** BEGIN Materials provided **
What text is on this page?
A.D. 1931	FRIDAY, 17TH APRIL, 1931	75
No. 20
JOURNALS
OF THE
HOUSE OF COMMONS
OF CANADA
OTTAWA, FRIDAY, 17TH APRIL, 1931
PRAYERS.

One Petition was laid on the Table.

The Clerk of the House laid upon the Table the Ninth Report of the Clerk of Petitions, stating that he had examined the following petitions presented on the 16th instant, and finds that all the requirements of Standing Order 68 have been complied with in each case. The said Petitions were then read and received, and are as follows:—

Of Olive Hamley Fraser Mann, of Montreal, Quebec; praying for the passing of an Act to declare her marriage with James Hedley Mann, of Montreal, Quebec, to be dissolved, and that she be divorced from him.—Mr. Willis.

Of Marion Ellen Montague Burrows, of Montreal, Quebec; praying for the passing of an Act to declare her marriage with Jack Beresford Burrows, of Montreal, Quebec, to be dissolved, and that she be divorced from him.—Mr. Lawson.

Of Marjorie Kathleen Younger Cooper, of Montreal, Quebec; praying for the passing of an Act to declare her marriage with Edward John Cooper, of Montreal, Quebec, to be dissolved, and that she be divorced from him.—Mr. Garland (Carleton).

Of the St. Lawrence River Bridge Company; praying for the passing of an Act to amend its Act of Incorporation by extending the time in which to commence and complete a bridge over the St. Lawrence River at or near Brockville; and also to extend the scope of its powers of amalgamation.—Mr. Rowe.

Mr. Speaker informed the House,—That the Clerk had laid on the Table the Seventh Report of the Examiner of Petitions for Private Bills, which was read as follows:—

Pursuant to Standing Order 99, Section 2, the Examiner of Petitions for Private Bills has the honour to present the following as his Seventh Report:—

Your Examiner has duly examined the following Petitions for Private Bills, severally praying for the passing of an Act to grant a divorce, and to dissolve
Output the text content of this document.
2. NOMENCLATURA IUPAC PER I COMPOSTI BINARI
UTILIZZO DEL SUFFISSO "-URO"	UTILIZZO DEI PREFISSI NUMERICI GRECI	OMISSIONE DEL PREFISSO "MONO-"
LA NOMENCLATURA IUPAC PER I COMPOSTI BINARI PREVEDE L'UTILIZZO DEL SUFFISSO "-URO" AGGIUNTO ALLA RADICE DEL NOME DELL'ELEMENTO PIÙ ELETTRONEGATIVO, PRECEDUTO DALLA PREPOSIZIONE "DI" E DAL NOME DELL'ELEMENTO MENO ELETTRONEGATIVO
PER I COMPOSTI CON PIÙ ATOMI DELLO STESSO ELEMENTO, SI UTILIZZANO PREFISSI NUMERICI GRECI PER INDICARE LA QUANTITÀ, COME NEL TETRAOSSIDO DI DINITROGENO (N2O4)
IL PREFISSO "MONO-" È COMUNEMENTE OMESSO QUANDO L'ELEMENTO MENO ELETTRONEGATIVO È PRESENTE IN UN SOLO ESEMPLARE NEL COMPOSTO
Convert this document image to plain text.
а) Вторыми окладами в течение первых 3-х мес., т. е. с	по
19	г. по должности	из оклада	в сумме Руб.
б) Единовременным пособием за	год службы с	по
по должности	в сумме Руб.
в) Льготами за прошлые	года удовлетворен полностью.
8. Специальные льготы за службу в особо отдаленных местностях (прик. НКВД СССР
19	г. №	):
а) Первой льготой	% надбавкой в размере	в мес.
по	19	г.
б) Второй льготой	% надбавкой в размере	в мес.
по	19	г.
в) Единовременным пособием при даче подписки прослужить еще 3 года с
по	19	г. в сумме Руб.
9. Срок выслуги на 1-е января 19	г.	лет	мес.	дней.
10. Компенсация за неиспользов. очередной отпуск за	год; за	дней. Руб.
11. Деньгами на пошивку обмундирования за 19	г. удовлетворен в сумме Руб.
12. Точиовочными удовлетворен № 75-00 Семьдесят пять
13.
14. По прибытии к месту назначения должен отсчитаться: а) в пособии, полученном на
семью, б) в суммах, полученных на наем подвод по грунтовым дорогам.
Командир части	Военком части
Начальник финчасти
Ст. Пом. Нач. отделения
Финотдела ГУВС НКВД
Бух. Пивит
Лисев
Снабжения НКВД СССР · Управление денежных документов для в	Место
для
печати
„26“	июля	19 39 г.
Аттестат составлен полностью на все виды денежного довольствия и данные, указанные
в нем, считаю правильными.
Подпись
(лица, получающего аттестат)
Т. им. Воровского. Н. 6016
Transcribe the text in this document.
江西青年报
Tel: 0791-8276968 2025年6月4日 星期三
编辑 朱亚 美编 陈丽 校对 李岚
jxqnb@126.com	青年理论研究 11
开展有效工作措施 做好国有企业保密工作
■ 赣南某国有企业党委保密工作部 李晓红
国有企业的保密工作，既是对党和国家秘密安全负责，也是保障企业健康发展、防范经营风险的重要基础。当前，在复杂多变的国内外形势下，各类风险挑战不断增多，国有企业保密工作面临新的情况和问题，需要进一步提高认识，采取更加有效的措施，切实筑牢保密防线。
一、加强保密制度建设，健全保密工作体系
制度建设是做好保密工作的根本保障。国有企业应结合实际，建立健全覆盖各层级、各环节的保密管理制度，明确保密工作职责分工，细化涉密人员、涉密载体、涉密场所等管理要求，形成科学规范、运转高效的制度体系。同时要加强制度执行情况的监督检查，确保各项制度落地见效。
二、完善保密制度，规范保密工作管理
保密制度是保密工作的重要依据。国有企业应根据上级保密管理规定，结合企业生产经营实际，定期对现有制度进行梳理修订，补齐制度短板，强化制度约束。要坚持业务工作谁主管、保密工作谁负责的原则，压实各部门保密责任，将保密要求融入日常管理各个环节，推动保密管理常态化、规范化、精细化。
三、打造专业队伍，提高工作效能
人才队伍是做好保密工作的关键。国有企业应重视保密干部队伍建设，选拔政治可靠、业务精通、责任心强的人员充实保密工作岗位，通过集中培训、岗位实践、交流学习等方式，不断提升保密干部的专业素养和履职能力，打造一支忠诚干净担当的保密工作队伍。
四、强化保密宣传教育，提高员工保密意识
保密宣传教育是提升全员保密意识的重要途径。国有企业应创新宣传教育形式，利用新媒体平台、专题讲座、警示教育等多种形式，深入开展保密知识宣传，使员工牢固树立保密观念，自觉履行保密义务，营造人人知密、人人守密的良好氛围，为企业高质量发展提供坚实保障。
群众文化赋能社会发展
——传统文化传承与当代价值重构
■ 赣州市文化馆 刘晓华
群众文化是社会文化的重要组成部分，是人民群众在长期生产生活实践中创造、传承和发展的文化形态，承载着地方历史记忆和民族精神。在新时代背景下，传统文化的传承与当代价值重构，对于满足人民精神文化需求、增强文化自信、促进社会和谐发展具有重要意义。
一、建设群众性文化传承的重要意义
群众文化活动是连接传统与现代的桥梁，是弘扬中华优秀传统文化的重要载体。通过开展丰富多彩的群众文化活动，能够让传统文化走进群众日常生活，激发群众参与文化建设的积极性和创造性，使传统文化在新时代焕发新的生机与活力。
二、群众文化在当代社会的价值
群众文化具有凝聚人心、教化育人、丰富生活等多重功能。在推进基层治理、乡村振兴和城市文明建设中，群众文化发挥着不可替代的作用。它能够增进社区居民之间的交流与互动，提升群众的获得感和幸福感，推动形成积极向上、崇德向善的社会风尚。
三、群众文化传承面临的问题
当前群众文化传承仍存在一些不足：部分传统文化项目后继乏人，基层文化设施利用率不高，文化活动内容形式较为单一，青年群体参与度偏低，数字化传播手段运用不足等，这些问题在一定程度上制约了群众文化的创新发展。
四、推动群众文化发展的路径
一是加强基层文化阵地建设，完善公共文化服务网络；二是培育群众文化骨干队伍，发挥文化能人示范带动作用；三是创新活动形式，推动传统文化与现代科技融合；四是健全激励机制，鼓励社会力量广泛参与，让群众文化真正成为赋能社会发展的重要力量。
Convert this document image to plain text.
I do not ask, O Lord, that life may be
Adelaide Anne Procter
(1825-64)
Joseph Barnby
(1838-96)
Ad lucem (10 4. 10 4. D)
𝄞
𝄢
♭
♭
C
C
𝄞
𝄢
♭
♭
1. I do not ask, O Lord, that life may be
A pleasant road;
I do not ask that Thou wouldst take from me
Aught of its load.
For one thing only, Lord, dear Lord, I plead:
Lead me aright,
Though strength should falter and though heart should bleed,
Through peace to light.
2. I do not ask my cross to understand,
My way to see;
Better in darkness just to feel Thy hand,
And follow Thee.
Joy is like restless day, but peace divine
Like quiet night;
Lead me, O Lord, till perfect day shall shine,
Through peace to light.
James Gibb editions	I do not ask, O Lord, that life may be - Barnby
** END Materials provided **
* _Aim_:
Look through the entries above; copy each line where the string "года" appears.

* _Exercise output_:
в) Льготами за прошлые	года удовлетворен полностью.
в) Единовременным пособием при даче подписки прослужить еще 3 года с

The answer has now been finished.